START ENTRIES SUPPLIED
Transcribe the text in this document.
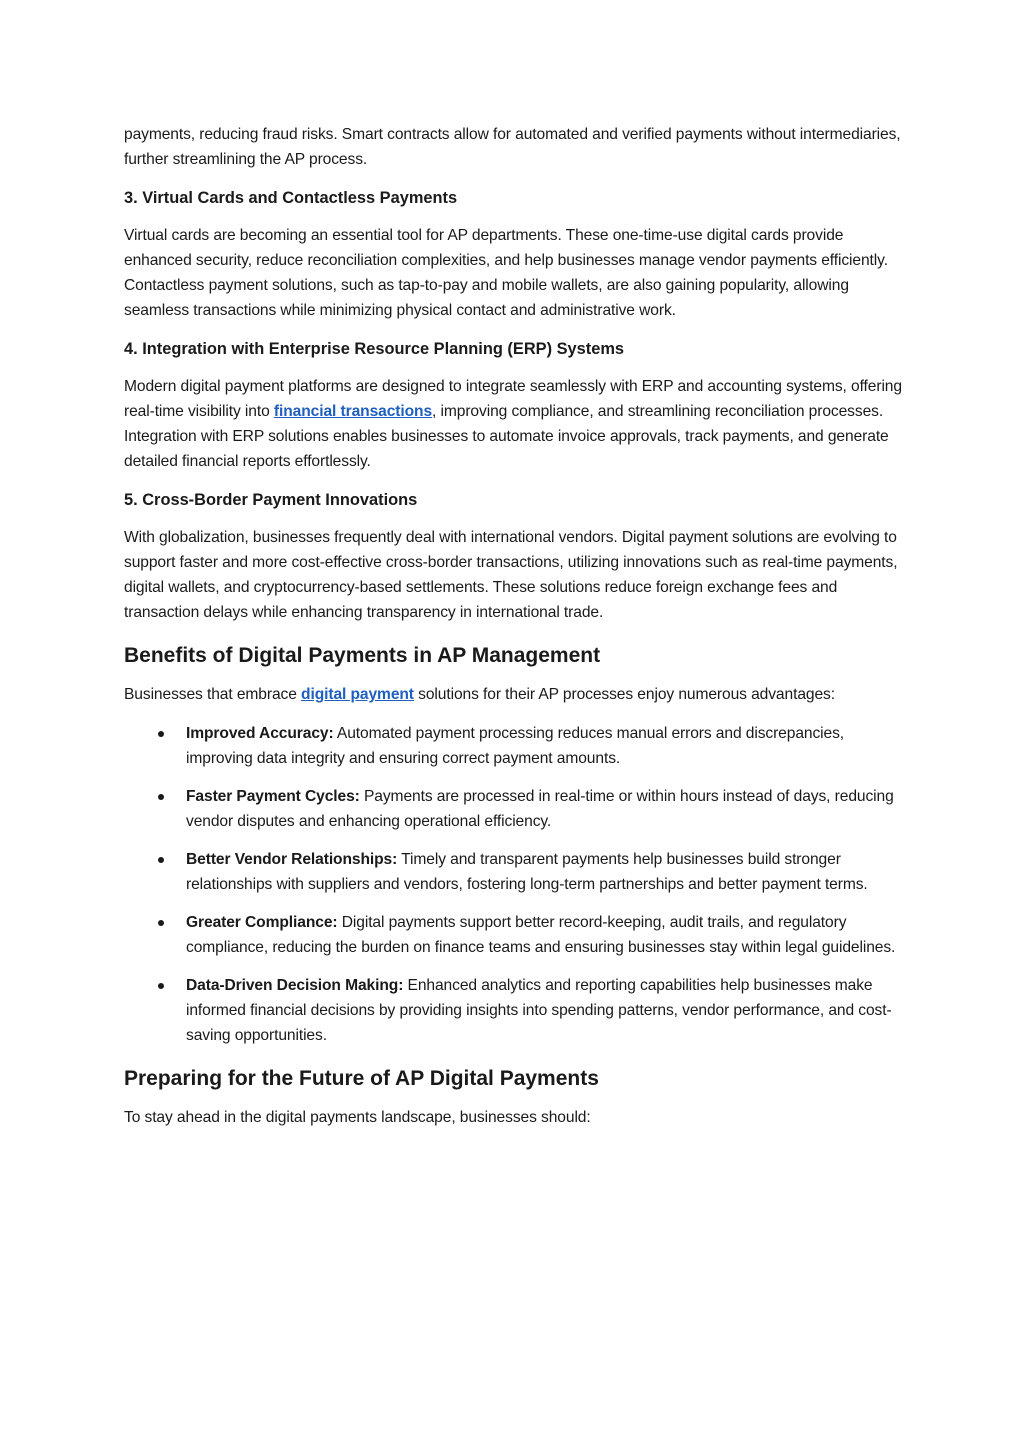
payments, reducing fraud risks. Smart contracts allow for automated and verified payments without intermediaries, further streamlining the AP process.

3. Virtual Cards and Contactless Payments

Virtual cards are becoming an essential tool for AP departments. These one-time-use digital cards provide enhanced security, reduce reconciliation complexities, and help businesses manage vendor payments efficiently. Contactless payment solutions, such as tap-to-pay and mobile wallets, are also gaining popularity, allowing seamless transactions while minimizing physical contact and administrative work.

4. Integration with Enterprise Resource Planning (ERP) Systems

Modern digital payment platforms are designed to integrate seamlessly with ERP and accounting systems, offering real-time visibility into financial transactions, improving compliance, and streamlining reconciliation processes. Integration with ERP solutions enables businesses to automate invoice approvals, track payments, and generate detailed financial reports effortlessly.

5. Cross-Border Payment Innovations

With globalization, businesses frequently deal with international vendors. Digital payment solutions are evolving to support faster and more cost-effective cross-border transactions, utilizing innovations such as real-time payments, digital wallets, and cryptocurrency-based settlements. These solutions reduce foreign exchange fees and transaction delays while enhancing transparency in international trade.

Benefits of Digital Payments in AP Management

Businesses that embrace digital payment solutions for their AP processes enjoy numerous advantages:

Improved Accuracy: Automated payment processing reduces manual errors and discrepancies, improving data integrity and ensuring correct payment amounts.
Faster Payment Cycles: Payments are processed in real-time or within hours instead of days, reducing vendor disputes and enhancing operational efficiency.
Better Vendor Relationships: Timely and transparent payments help businesses build stronger relationships with suppliers and vendors, fostering long-term partnerships and better payment terms.
Greater Compliance: Digital payments support better record-keeping, audit trails, and regulatory compliance, reducing the burden on finance teams and ensuring businesses stay within legal guidelines.
Data-Driven Decision Making: Enhanced analytics and reporting capabilities help businesses make informed financial decisions by providing insights into spending patterns, vendor performance, and cost-saving opportunities.
Preparing for the Future of AP Digital Payments

To stay ahead in the digital payments landscape, businesses should:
END ENTRIES SUPPLIED
Exactly reproduce the entries above, minus the pictures.

Transcribe the text in this document.
payments, reducing fraud risks. Smart contracts allow for automated and verified payments without intermediaries, further streamlining the AP process.

3. Virtual Cards and Contactless Payments

Virtual cards are becoming an essential tool for AP departments. These one-time-use digital cards provide enhanced security, reduce reconciliation complexities, and help businesses manage vendor payments efficiently. Contactless payment solutions, such as tap-to-pay and mobile wallets, are also gaining popularity, allowing seamless transactions while minimizing physical contact and administrative work.

4. Integration with Enterprise Resource Planning (ERP) Systems

Modern digital payment platforms are designed to integrate seamlessly with ERP and accounting systems, offering real-time visibility into financial transactions, improving compliance, and streamlining reconciliation processes. Integration with ERP solutions enables businesses to automate invoice approvals, track payments, and generate detailed financial reports effortlessly.

5. Cross-Border Payment Innovations

With globalization, businesses frequently deal with international vendors. Digital payment solutions are evolving to support faster and more cost-effective cross-border transactions, utilizing innovations such as real-time payments, digital wallets, and cryptocurrency-based settlements. These solutions reduce foreign exchange fees and transaction delays while enhancing transparency in international trade.

Benefits of Digital Payments in AP Management

Businesses that embrace digital payment solutions for their AP processes enjoy numerous advantages:

Improved Accuracy: Automated payment processing reduces manual errors and discrepancies, improving data integrity and ensuring correct payment amounts.
Faster Payment Cycles: Payments are processed in real-time or within hours instead of days, reducing vendor disputes and enhancing operational efficiency.
Better Vendor Relationships: Timely and transparent payments help businesses build stronger relationships with suppliers and vendors, fostering long-term partnerships and better payment terms.
Greater Compliance: Digital payments support better record-keeping, audit trails, and regulatory compliance, reducing the burden on finance teams and ensuring businesses stay within legal guidelines.
Data-Driven Decision Making: Enhanced analytics and reporting capabilities help businesses make informed financial decisions by providing insights into spending patterns, vendor performance, and cost-saving opportunities.
Preparing for the Future of AP Digital Payments

To stay ahead in the digital payments landscape, businesses should:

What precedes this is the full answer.